• _Available records_
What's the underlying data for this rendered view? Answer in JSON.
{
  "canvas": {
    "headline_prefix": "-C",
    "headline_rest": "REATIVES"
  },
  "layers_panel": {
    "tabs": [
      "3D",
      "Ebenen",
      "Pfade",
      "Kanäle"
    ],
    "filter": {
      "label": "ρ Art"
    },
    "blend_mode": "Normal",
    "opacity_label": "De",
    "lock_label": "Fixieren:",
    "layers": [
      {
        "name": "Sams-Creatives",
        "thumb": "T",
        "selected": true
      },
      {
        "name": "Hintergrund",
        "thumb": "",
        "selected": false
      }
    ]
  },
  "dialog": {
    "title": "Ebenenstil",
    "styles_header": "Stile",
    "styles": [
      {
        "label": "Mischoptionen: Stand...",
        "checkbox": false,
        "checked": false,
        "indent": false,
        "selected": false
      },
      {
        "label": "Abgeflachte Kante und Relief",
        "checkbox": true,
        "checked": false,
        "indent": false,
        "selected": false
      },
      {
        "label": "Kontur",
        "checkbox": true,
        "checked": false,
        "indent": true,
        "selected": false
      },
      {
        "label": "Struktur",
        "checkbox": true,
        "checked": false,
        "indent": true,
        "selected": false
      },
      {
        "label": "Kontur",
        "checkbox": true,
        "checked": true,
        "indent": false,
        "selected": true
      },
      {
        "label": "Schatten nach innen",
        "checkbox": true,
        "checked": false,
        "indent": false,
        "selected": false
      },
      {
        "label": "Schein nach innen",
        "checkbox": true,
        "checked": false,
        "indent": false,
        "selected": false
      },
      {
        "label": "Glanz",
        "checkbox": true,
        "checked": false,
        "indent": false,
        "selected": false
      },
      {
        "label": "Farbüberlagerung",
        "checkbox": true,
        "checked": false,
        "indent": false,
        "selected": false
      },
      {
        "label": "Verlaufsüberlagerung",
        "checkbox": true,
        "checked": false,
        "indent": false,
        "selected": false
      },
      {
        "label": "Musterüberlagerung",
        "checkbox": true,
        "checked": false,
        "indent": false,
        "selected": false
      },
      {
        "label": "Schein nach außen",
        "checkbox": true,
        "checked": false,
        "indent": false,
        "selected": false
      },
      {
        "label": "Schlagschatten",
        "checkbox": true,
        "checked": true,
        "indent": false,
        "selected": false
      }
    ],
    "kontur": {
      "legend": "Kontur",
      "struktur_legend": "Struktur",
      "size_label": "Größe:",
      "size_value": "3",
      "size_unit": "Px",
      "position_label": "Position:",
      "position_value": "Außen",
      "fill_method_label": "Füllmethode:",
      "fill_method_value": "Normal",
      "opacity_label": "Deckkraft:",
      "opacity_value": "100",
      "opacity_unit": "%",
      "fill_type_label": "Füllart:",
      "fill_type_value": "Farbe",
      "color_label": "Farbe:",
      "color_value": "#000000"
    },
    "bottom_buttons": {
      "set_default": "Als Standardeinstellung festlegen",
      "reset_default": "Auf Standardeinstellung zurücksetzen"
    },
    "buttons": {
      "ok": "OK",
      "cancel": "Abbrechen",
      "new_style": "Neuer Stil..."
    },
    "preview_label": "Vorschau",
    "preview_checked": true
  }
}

• _Exercise brief_
Report only the number of lines in the listing that contain the word "Normal".

• _Output for this exercise_
2